SOURCE DOCUMENT:
------------------------------------------------------------

November 12, 2013 By Jennifer

creammushroomsoup2

With the cool weather here and fall in full-bloom, my craving for warm and hearty soups is here. I made this soup and sat on my back deck basking in all the colors as the sun peaked through the leaves like fire. In Georgia you get the cool crisp falls with an extra added warmth from the sun which we didn’t get up north. I’m so glad I live in a world where there is fall and of course warm soups to enjoy. Just look at the beautiful colors that my hubby captured early one morning last week. 

fall

But, fall is over for a lot of you and it’s winding down here in Georgia. It’s snowing up North and a cold front is coming in here tonight! But I am holding on to the last hints of my favorite season with this post and this soup. This soup just looks like fall to me, but it  can also warm your stomach and your soul in the cold winter months to come. There are very few ingredients and it can whipped up in a short amount of time – who doesn’t love simplicity when it comes to cooking?

------------------------------------------------------------

Spatial layout data:

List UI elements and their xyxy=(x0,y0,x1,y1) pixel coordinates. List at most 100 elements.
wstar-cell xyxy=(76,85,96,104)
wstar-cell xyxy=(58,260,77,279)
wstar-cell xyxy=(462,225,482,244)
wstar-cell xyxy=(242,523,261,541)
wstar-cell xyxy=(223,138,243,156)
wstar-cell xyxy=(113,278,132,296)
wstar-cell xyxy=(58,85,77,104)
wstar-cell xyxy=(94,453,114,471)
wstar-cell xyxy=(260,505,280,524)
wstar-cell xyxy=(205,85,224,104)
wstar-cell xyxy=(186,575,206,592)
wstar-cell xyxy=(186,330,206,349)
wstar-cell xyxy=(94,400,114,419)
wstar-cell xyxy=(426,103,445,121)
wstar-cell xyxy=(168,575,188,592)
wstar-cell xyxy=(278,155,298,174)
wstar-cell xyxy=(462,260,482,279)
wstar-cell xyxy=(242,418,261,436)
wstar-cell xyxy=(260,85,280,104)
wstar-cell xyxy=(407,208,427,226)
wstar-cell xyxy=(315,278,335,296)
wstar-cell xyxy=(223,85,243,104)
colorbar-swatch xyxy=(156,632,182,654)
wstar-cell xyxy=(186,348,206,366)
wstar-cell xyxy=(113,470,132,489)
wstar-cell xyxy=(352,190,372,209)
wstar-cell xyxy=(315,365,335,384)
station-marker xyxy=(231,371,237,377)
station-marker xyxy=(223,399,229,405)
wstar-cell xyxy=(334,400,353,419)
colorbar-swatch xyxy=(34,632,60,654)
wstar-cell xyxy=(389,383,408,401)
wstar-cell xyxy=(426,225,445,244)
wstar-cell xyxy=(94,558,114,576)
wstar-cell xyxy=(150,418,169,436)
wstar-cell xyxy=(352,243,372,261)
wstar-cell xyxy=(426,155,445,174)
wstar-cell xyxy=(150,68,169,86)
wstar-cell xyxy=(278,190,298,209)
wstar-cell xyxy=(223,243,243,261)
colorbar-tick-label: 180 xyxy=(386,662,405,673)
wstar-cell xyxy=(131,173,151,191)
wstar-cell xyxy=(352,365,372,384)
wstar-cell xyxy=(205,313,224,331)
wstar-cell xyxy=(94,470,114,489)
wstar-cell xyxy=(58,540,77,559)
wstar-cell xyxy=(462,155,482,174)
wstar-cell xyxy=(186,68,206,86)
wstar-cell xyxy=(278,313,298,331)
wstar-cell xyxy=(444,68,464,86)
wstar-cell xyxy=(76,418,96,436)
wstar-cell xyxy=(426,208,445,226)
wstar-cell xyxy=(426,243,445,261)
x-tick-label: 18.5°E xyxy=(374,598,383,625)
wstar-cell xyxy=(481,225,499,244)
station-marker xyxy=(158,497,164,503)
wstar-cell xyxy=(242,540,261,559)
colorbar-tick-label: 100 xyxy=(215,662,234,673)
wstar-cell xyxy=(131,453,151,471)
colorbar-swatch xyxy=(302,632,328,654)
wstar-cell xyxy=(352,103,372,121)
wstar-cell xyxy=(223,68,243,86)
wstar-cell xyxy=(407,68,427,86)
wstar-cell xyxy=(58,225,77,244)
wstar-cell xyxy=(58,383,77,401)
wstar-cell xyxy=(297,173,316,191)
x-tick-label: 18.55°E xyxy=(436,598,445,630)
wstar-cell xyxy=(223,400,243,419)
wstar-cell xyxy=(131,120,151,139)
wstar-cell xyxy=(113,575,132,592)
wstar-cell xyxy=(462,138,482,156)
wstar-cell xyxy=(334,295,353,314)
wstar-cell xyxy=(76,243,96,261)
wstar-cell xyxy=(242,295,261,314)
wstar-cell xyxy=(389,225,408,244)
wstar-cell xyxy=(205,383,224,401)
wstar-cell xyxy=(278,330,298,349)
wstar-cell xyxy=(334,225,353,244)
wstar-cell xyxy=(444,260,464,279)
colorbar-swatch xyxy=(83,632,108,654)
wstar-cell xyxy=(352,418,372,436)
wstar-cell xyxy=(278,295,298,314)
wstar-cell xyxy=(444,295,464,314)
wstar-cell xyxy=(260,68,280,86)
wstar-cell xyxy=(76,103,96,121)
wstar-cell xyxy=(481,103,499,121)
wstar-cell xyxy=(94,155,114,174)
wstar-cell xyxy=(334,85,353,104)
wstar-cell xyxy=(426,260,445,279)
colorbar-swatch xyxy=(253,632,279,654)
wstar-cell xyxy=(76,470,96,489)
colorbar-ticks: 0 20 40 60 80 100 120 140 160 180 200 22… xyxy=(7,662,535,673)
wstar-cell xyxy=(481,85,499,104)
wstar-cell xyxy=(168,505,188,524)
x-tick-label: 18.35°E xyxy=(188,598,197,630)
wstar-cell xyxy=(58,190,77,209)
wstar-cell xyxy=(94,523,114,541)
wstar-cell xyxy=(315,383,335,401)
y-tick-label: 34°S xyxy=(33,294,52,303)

------------------------------------------------------------

SHORT EXERCISE 1: List every place mentioned in the fall soup post above.
SHORT EXERCISE 2: Extend the fall soup post above, picking up right after its last sentence.

EXERCISE RESULT 1:
- back deck
- Georgia
- up north

EXERCISE RESULT 2:
msingredients

You can get all fancy with this soup and use different mushrooms if you want. I will definitely be doing this! This soup is great on its own, or with a half sandwich or a salad. You can add more vegetables to this soup or add some beans. It’s also a great base for a hearty casserole. I will be using this to make a vegan version of a traditional Thanksgiving side that I love – which of course I will share shortly. =)

A vegan cream of mushroom soup has been on my mind for some time – so here it is. =)

Vegan Cream of Mushroom Soup
 
Print
Author: Jennifer Strohmeyer - Virtually Vegan Mama
Recipe type: Entree, Side
Serves: 4
Ingredients
  • 16 oz button mushrooms
  • 2 cloves garlic, minced
  • 1 cup sweet onion, diced
  • ½ cup raw cashews, soaked in water for 4 hours
  • 4 cups vegetable stock, plus 2 tablespoons
  • ½ cup unsweetened non-dairy milk of choice (I used almond milk)
  • ½ cup white wine
  • 1 tsp dried thyme
  • 4 tbsp no-salt seasoning (I used Benson's Table Tasty)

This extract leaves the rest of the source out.